Exercise description:
Take the entries below and reproduce them word for word.

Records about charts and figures

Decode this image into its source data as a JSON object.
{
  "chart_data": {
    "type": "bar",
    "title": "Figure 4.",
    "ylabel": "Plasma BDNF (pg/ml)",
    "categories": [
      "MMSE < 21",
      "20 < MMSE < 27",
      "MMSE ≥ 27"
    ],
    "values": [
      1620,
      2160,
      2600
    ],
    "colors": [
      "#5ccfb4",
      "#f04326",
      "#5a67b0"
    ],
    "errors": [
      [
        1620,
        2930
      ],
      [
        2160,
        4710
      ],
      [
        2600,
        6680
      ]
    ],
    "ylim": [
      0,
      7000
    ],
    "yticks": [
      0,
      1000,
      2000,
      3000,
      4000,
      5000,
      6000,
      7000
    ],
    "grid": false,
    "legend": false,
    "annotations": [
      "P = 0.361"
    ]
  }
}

Final answer:
Decode this image into its source data as a JSON object.
{
  "chart_data": {
    "type": "bar",
    "title": "Figure 4.",
    "ylabel": "Plasma BDNF (pg/ml)",
    "categories": [
      "MMSE < 21",
      "20 < MMSE < 27",
      "MMSE ≥ 27"
    ],
    "values": [
      1620,
      2160,
      2600
    ],
    "colors": [
      "#5ccfb4",
      "#f04326",
      "#5a67b0"
    ],
    "errors": [
      [
        1620,
        2930
      ],
      [
        2160,
        4710
      ],
      [
        2600,
        6680
      ]
    ],
    "ylim": [
      0,
      7000
    ],
    "yticks": [
      0,
      1000,
      2000,
      3000,
      4000,
      5000,
      6000,
      7000
    ],
    "grid": false,
    "legend": false,
    "annotations": [
      "P = 0.361"
    ]
  }
}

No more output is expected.